■ TASK DIRECTIONS ■
Count every line that holds the string "color", and report the number alone.

*** RECORDED DATA ***

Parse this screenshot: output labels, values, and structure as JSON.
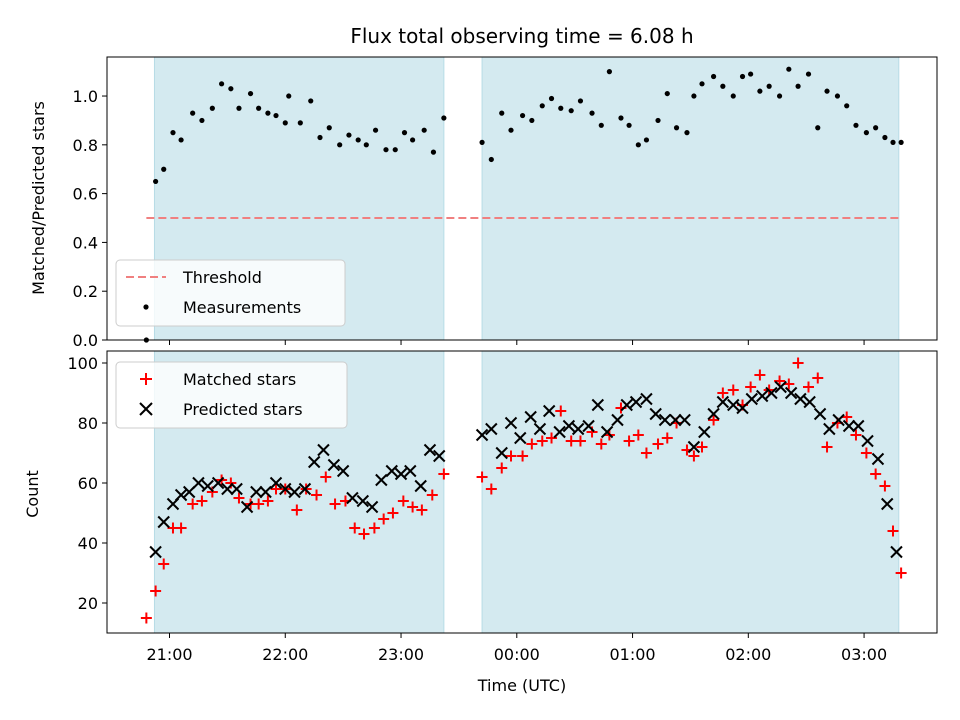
{
  "chart_data": {
    "type": "scatter",
    "title": "Flux total observing time = 6.08 h",
    "xlabel": "Time (UTC)",
    "x_ticks": [
      "21:00",
      "22:00",
      "23:00",
      "00:00",
      "01:00",
      "02:00",
      "03:00"
    ],
    "x_tick_hours": [
      0,
      1,
      2,
      3,
      4,
      5,
      6
    ],
    "x_range_hours": [
      -0.54,
      6.63
    ],
    "shaded_intervals_hours": [
      [
        -0.13,
        2.37
      ],
      [
        2.7,
        6.3
      ]
    ],
    "top_panel": {
      "ylabel": "Matched/Predicted stars",
      "ylim": [
        0,
        1.16
      ],
      "y_ticks": [
        "0.0",
        "0.2",
        "0.4",
        "0.6",
        "0.8",
        "1.0"
      ],
      "y_tick_values": [
        0,
        0.2,
        0.4,
        0.6,
        0.8,
        1.0
      ],
      "threshold": {
        "name": "Threshold",
        "value": 0.5,
        "x_range_hours": [
          -0.2,
          6.3
        ],
        "color": "#f08080"
      },
      "legend": {
        "placement": "lower-left",
        "entries": [
          "Threshold",
          "Measurements"
        ]
      },
      "measurements": {
        "name": "Measurements",
        "color": "#000000",
        "x": [
          -0.2,
          -0.12,
          -0.05,
          0.03,
          0.1,
          0.2,
          0.28,
          0.37,
          0.45,
          0.53,
          0.6,
          0.7,
          0.77,
          0.85,
          0.92,
          1.0,
          1.03,
          1.13,
          1.22,
          1.3,
          1.38,
          1.47,
          1.55,
          1.63,
          1.7,
          1.78,
          1.87,
          1.95,
          2.03,
          2.1,
          2.2,
          2.28,
          2.37,
          2.7,
          2.78,
          2.87,
          2.95,
          3.05,
          3.13,
          3.22,
          3.3,
          3.38,
          3.47,
          3.55,
          3.65,
          3.73,
          3.8,
          3.9,
          3.97,
          4.05,
          4.12,
          4.22,
          4.3,
          4.38,
          4.47,
          4.53,
          4.6,
          4.7,
          4.78,
          4.87,
          4.95,
          5.02,
          5.1,
          5.18,
          5.27,
          5.35,
          5.43,
          5.52,
          5.6,
          5.68,
          5.77,
          5.85,
          5.93,
          6.02,
          6.1,
          6.18,
          6.25,
          6.32
        ],
        "y": [
          0.0,
          0.65,
          0.7,
          0.85,
          0.82,
          0.93,
          0.9,
          0.95,
          1.05,
          1.03,
          0.95,
          1.01,
          0.95,
          0.93,
          0.92,
          0.89,
          1.0,
          0.89,
          0.98,
          0.83,
          0.87,
          0.8,
          0.84,
          0.82,
          0.8,
          0.86,
          0.78,
          0.78,
          0.85,
          0.82,
          0.86,
          0.77,
          0.91,
          0.81,
          0.74,
          0.93,
          0.86,
          0.92,
          0.9,
          0.96,
          0.99,
          0.95,
          0.94,
          0.98,
          0.93,
          0.88,
          1.1,
          0.91,
          0.88,
          0.8,
          0.82,
          0.9,
          1.01,
          0.87,
          0.85,
          1.0,
          1.05,
          1.08,
          1.04,
          1.0,
          1.08,
          1.09,
          1.02,
          1.04,
          1.0,
          1.11,
          1.04,
          1.09,
          0.87,
          1.02,
          1.0,
          0.96,
          0.88,
          0.85,
          0.87,
          0.83,
          0.81,
          0.81
        ]
      }
    },
    "bottom_panel": {
      "ylabel": "Count",
      "ylim": [
        10,
        104
      ],
      "y_ticks": [
        "20",
        "40",
        "60",
        "80",
        "100"
      ],
      "y_tick_values": [
        20,
        40,
        60,
        80,
        100
      ],
      "legend": {
        "placement": "upper-left",
        "entries": [
          "Matched stars",
          "Predicted stars"
        ]
      },
      "matched": {
        "name": "Matched stars",
        "marker": "plus",
        "color": "#ff0000",
        "x": [
          -0.2,
          -0.12,
          -0.05,
          0.03,
          0.1,
          0.2,
          0.28,
          0.37,
          0.45,
          0.53,
          0.6,
          0.7,
          0.77,
          0.85,
          0.92,
          1.0,
          1.1,
          1.18,
          1.27,
          1.35,
          1.43,
          1.52,
          1.6,
          1.68,
          1.77,
          1.85,
          1.93,
          2.02,
          2.1,
          2.18,
          2.27,
          2.37,
          2.7,
          2.78,
          2.87,
          2.95,
          3.05,
          3.13,
          3.22,
          3.3,
          3.38,
          3.47,
          3.55,
          3.65,
          3.73,
          3.8,
          3.9,
          3.97,
          4.05,
          4.12,
          4.22,
          4.3,
          4.38,
          4.47,
          4.53,
          4.6,
          4.7,
          4.78,
          4.87,
          4.95,
          5.02,
          5.1,
          5.18,
          5.27,
          5.35,
          5.43,
          5.52,
          5.6,
          5.68,
          5.77,
          5.85,
          5.93,
          6.02,
          6.1,
          6.18,
          6.25,
          6.32
        ],
        "y": [
          15,
          24,
          33,
          45,
          45,
          53,
          54,
          57,
          61,
          60,
          55,
          53,
          53,
          54,
          58,
          58,
          51,
          58,
          56,
          62,
          53,
          54,
          45,
          43,
          45,
          48,
          50,
          54,
          52,
          51,
          56,
          63,
          62,
          58,
          65,
          69,
          69,
          73,
          74,
          75,
          84,
          74,
          74,
          77,
          73,
          76,
          85,
          74,
          76,
          70,
          73,
          75,
          80,
          71,
          69,
          72,
          81,
          90,
          91,
          86,
          92,
          96,
          91,
          94,
          93,
          100,
          92,
          95,
          72,
          80,
          82,
          76,
          70,
          63,
          59,
          44,
          30
        ]
      },
      "predicted": {
        "name": "Predicted stars",
        "marker": "x",
        "color": "#000000",
        "x": [
          -0.12,
          -0.05,
          0.03,
          0.1,
          0.17,
          0.25,
          0.33,
          0.42,
          0.5,
          0.58,
          0.67,
          0.75,
          0.83,
          0.92,
          1.0,
          1.08,
          1.17,
          1.25,
          1.33,
          1.42,
          1.5,
          1.58,
          1.67,
          1.75,
          1.83,
          1.92,
          2.0,
          2.08,
          2.17,
          2.25,
          2.33,
          2.7,
          2.78,
          2.87,
          2.95,
          3.03,
          3.12,
          3.2,
          3.28,
          3.37,
          3.45,
          3.53,
          3.62,
          3.7,
          3.78,
          3.87,
          3.95,
          4.03,
          4.12,
          4.2,
          4.28,
          4.37,
          4.45,
          4.53,
          4.62,
          4.7,
          4.78,
          4.87,
          4.95,
          5.03,
          5.12,
          5.2,
          5.28,
          5.37,
          5.45,
          5.53,
          5.62,
          5.7,
          5.78,
          5.87,
          5.95,
          6.03,
          6.12,
          6.2,
          6.28
        ],
        "y": [
          37,
          47,
          53,
          56,
          57,
          60,
          59,
          60,
          58,
          58,
          52,
          57,
          57,
          60,
          58,
          57,
          58,
          67,
          71,
          66,
          64,
          55,
          54,
          52,
          61,
          64,
          63,
          64,
          59,
          71,
          69,
          76,
          78,
          70,
          80,
          75,
          82,
          78,
          84,
          77,
          79,
          78,
          79,
          86,
          77,
          81,
          86,
          87,
          88,
          83,
          81,
          81,
          81,
          72,
          77,
          83,
          87,
          86,
          85,
          88,
          89,
          90,
          92,
          90,
          88,
          87,
          83,
          78,
          81,
          79,
          79,
          74,
          68,
          53,
          37
        ]
      }
    }
  }
}
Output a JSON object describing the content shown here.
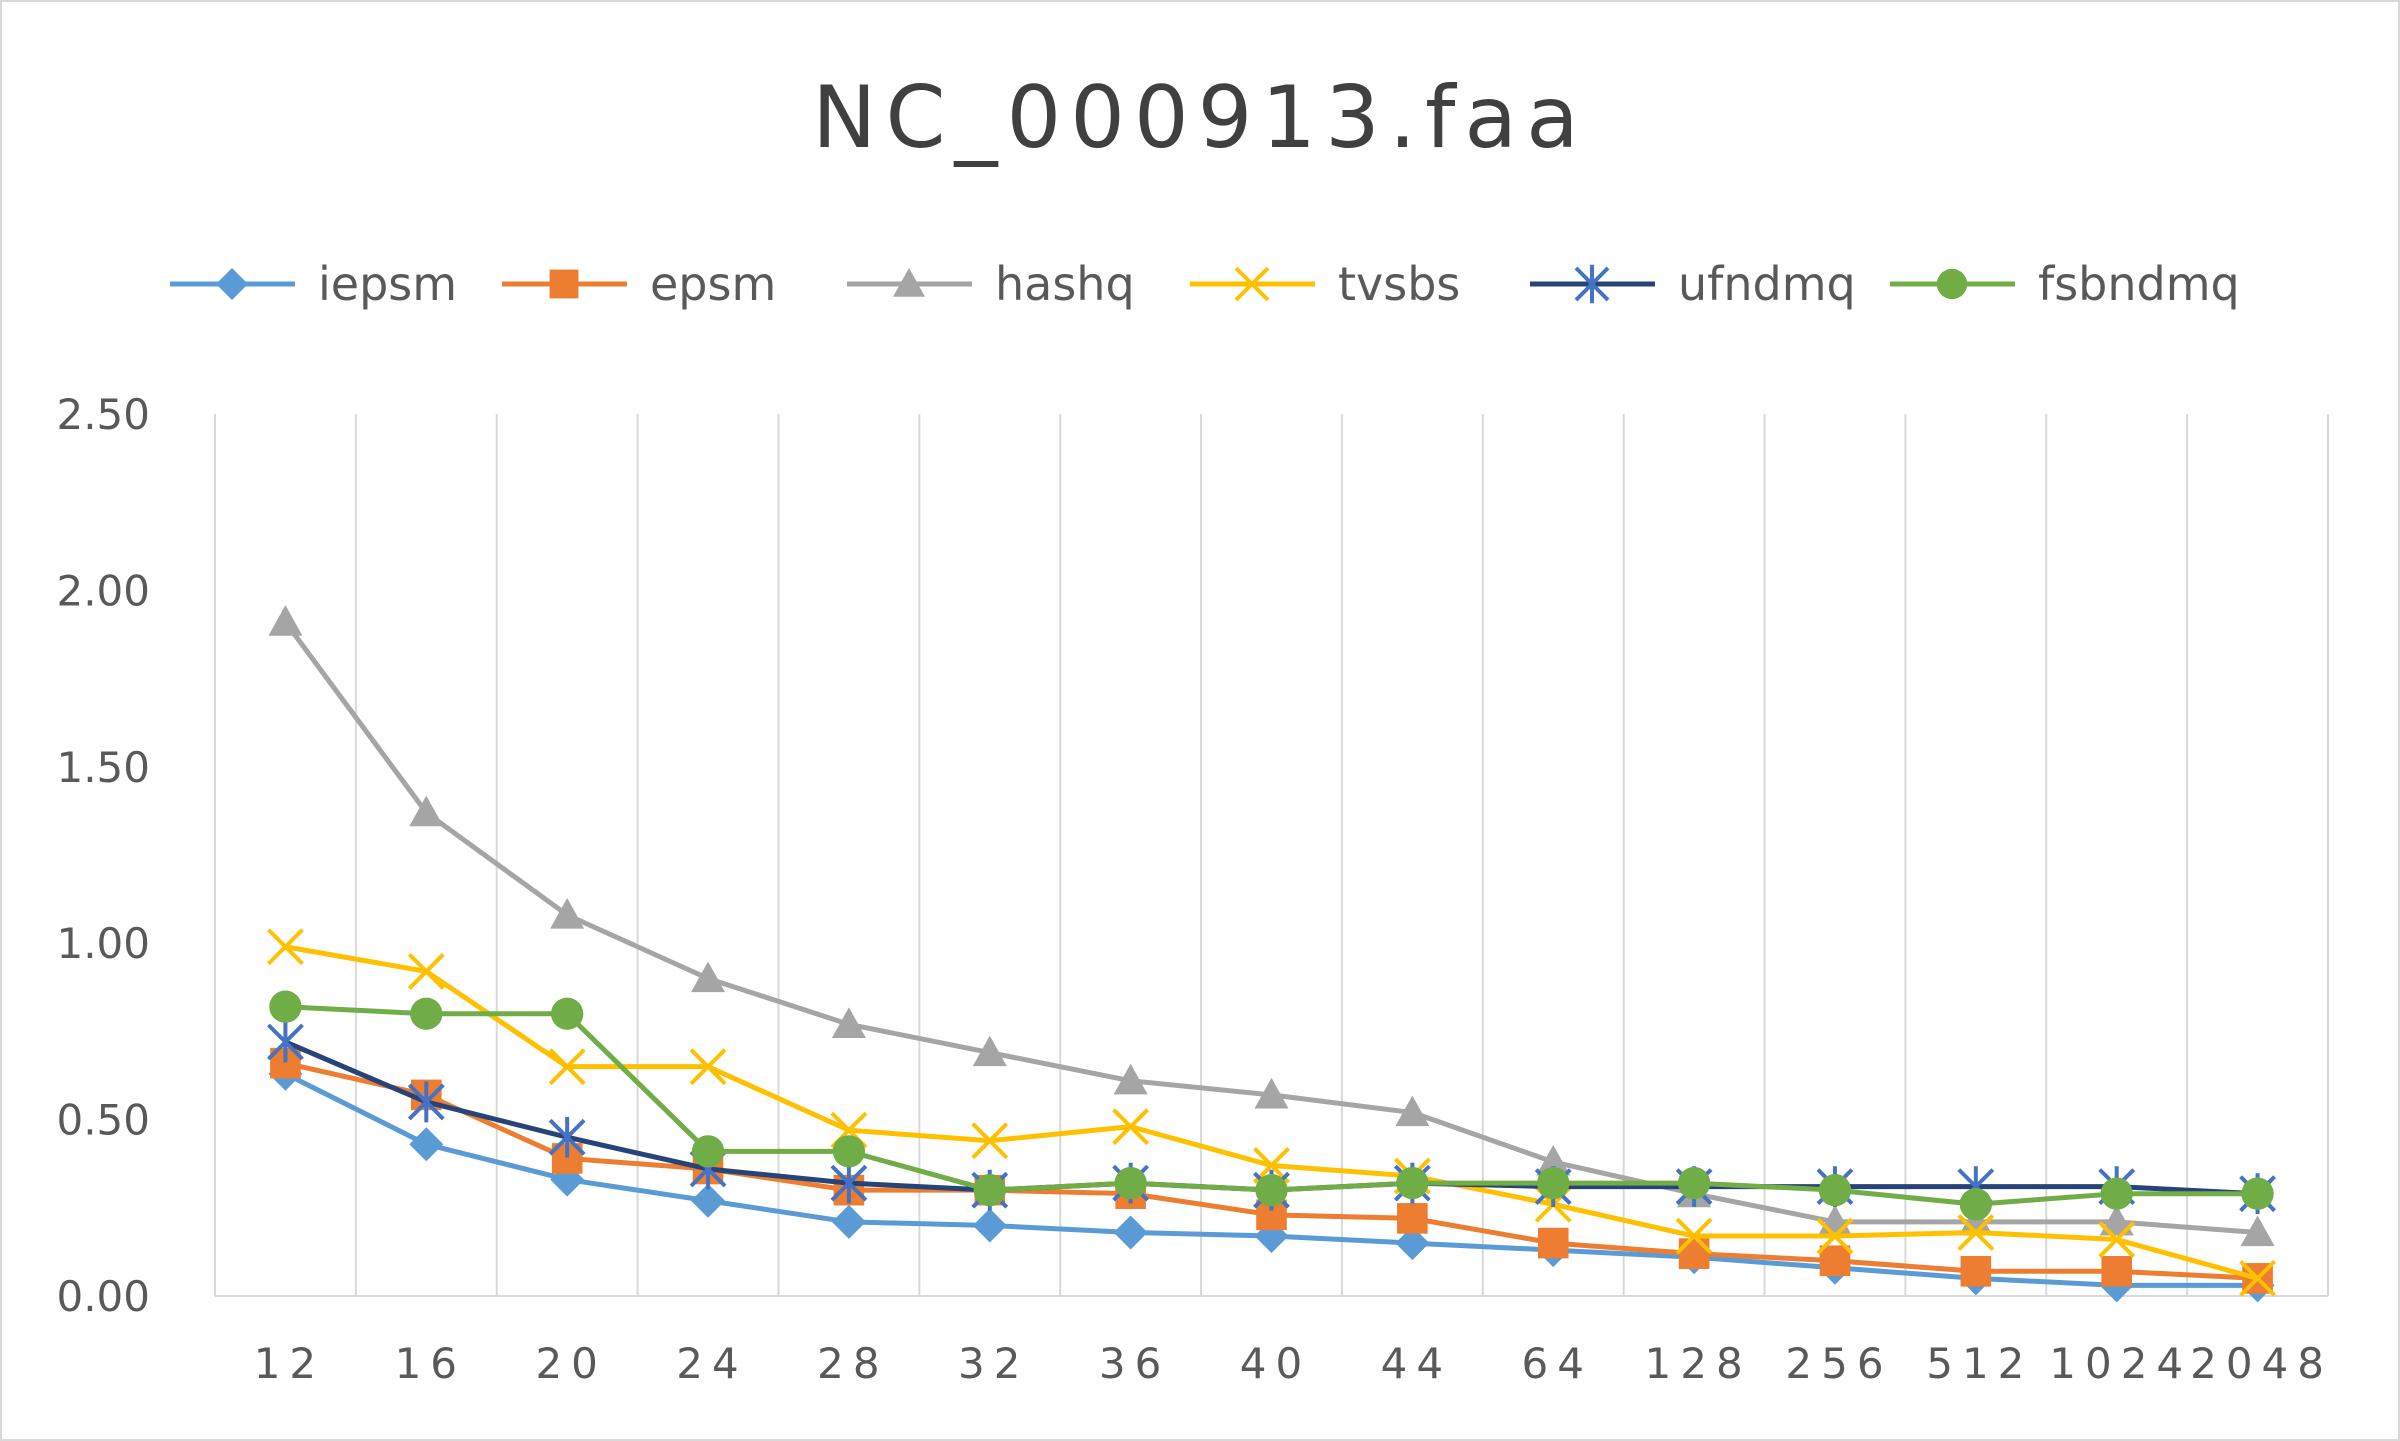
{
  "chart_data": {
    "type": "line",
    "title": "NC_000913.faa",
    "xlabel": "",
    "ylabel": "",
    "categories": [
      "12",
      "16",
      "20",
      "24",
      "28",
      "32",
      "36",
      "40",
      "44",
      "64",
      "128",
      "256",
      "512",
      "1024",
      "2048"
    ],
    "ylim": [
      0,
      2.5
    ],
    "yticks": [
      "0.00",
      "0.50",
      "1.00",
      "1.50",
      "2.00",
      "2.50"
    ],
    "grid": "vertical",
    "legend": "top",
    "series": [
      {
        "name": "iepsm",
        "color": "#5b9bd5",
        "marker": "diamond",
        "values": [
          0.63,
          0.43,
          0.33,
          0.27,
          0.21,
          0.2,
          0.18,
          0.17,
          0.15,
          0.13,
          0.11,
          0.08,
          0.05,
          0.03,
          0.03
        ]
      },
      {
        "name": "epsm",
        "color": "#ed7d31",
        "marker": "square",
        "values": [
          0.66,
          0.57,
          0.39,
          0.36,
          0.3,
          0.3,
          0.29,
          0.23,
          0.22,
          0.15,
          0.12,
          0.1,
          0.07,
          0.07,
          0.05
        ]
      },
      {
        "name": "hashq",
        "color": "#a5a5a5",
        "marker": "triangle",
        "values": [
          1.91,
          1.37,
          1.08,
          0.9,
          0.77,
          0.69,
          0.61,
          0.57,
          0.52,
          0.38,
          0.29,
          0.21,
          0.21,
          0.21,
          0.18
        ]
      },
      {
        "name": "tvsbs",
        "color": "#ffc000",
        "marker": "x",
        "values": [
          0.99,
          0.92,
          0.65,
          0.65,
          0.47,
          0.44,
          0.48,
          0.37,
          0.34,
          0.26,
          0.17,
          0.17,
          0.18,
          0.16,
          0.05
        ]
      },
      {
        "name": "ufndmq",
        "color": "#264478",
        "marker": "star",
        "values": [
          0.72,
          0.55,
          0.45,
          0.36,
          0.32,
          0.3,
          0.32,
          0.3,
          0.32,
          0.31,
          0.31,
          0.31,
          0.31,
          0.31,
          0.29
        ]
      },
      {
        "name": "fsbndmq",
        "color": "#70ad47",
        "marker": "circle",
        "values": [
          0.82,
          0.8,
          0.8,
          0.41,
          0.41,
          0.3,
          0.32,
          0.3,
          0.32,
          0.32,
          0.32,
          0.3,
          0.26,
          0.29,
          0.29
        ]
      }
    ]
  }
}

***

■ COMPLETE RESPONSE ■
10